Problem to solve: Below are entries. Pull out all lines containing "ensure".

Dataset content:
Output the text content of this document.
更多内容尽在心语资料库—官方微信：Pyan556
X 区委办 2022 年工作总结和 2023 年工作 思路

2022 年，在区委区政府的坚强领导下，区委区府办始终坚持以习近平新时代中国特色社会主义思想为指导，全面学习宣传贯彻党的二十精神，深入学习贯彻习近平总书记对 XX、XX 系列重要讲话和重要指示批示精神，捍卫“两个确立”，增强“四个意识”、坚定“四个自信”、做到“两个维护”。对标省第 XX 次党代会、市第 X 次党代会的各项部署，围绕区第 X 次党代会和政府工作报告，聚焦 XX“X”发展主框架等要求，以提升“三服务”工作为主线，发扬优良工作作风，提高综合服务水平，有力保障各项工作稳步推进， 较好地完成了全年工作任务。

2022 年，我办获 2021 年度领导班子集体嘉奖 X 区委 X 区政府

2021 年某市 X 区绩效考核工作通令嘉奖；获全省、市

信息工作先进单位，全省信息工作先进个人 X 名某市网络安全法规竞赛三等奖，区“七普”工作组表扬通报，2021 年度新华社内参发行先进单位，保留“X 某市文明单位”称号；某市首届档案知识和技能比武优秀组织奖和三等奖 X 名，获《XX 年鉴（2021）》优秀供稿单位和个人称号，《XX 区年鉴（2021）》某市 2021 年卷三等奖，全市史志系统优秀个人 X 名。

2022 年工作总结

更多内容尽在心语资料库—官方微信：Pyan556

---

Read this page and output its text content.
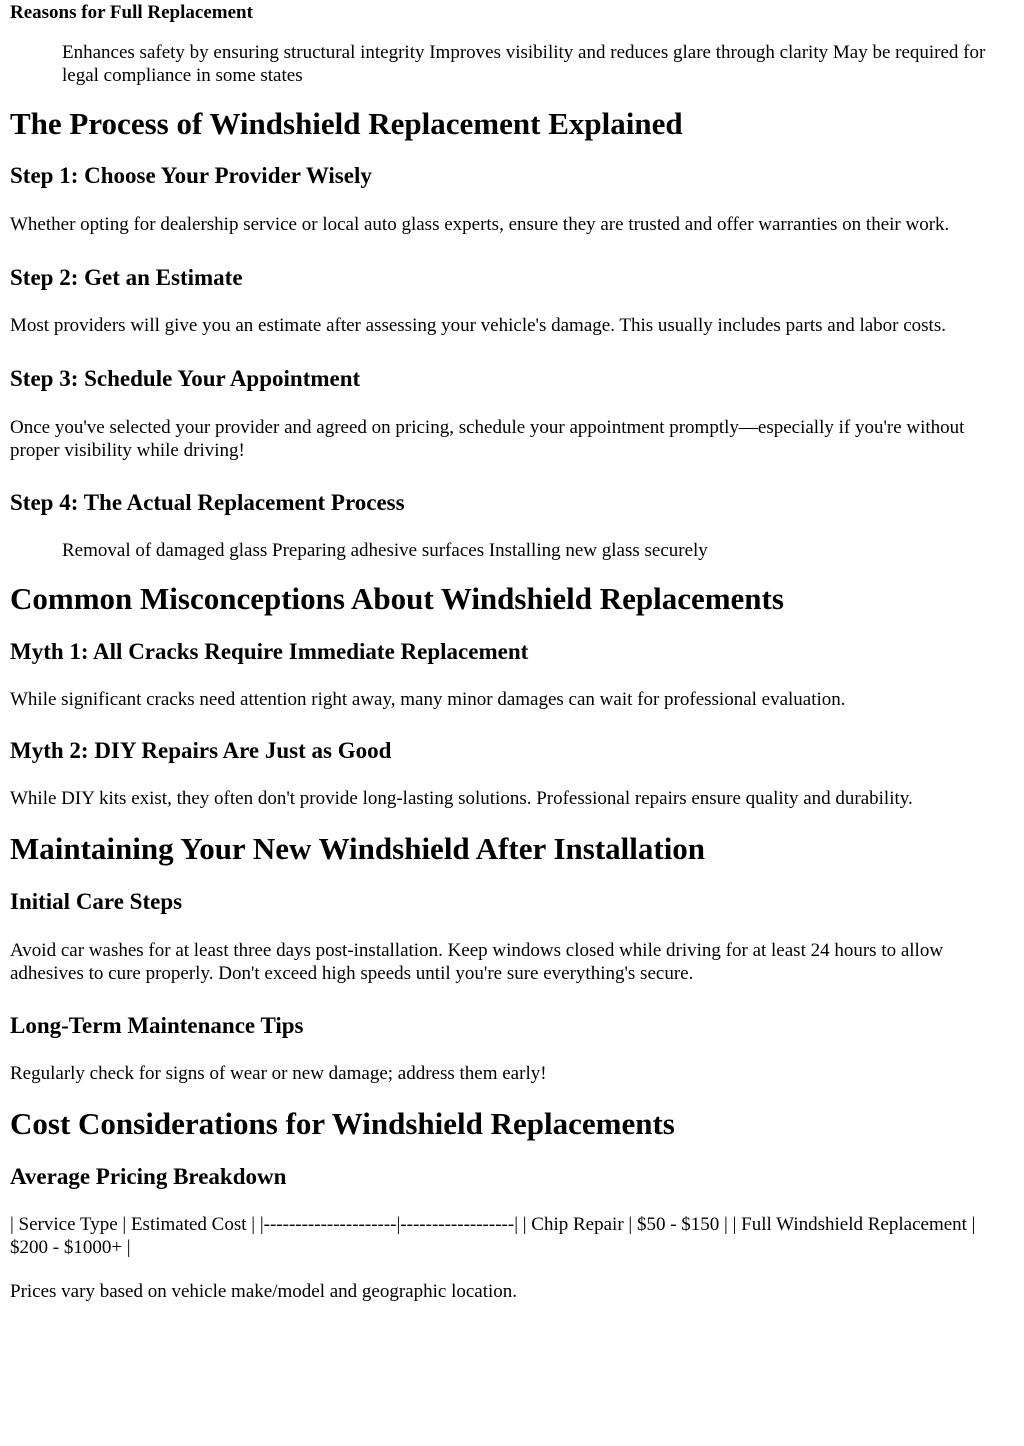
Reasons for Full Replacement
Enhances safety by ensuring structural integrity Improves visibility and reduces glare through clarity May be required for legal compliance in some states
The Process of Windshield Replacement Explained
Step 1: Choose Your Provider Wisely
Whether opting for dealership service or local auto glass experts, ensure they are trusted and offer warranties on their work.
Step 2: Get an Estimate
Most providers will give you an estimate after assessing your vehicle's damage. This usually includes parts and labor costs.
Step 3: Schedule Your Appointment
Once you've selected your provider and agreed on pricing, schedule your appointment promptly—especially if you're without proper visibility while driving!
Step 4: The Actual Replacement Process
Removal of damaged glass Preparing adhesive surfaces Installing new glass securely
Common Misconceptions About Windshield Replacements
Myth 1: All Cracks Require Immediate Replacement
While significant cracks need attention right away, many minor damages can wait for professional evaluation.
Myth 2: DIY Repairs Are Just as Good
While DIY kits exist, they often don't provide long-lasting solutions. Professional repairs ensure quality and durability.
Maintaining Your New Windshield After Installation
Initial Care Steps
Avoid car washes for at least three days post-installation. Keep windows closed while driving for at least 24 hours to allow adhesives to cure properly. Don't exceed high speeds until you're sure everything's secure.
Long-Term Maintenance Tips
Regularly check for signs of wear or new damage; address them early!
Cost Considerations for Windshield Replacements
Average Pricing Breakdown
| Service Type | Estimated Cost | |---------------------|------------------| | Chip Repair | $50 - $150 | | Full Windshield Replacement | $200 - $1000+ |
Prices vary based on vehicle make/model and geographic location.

...

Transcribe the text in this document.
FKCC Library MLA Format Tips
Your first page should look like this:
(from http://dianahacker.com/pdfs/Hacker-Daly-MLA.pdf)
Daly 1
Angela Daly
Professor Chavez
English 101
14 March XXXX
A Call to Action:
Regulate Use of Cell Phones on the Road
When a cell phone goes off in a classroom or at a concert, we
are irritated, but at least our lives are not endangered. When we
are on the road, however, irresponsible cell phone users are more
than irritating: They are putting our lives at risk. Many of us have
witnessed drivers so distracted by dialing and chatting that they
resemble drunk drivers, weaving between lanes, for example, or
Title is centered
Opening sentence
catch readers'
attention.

Output for this task:
Whether opting for dealership service or local auto glass experts, ensure they are trusted and offer warranties on their work.
While DIY kits exist, they often don't provide long-lasting solutions. Professional repairs ensure quality and durability.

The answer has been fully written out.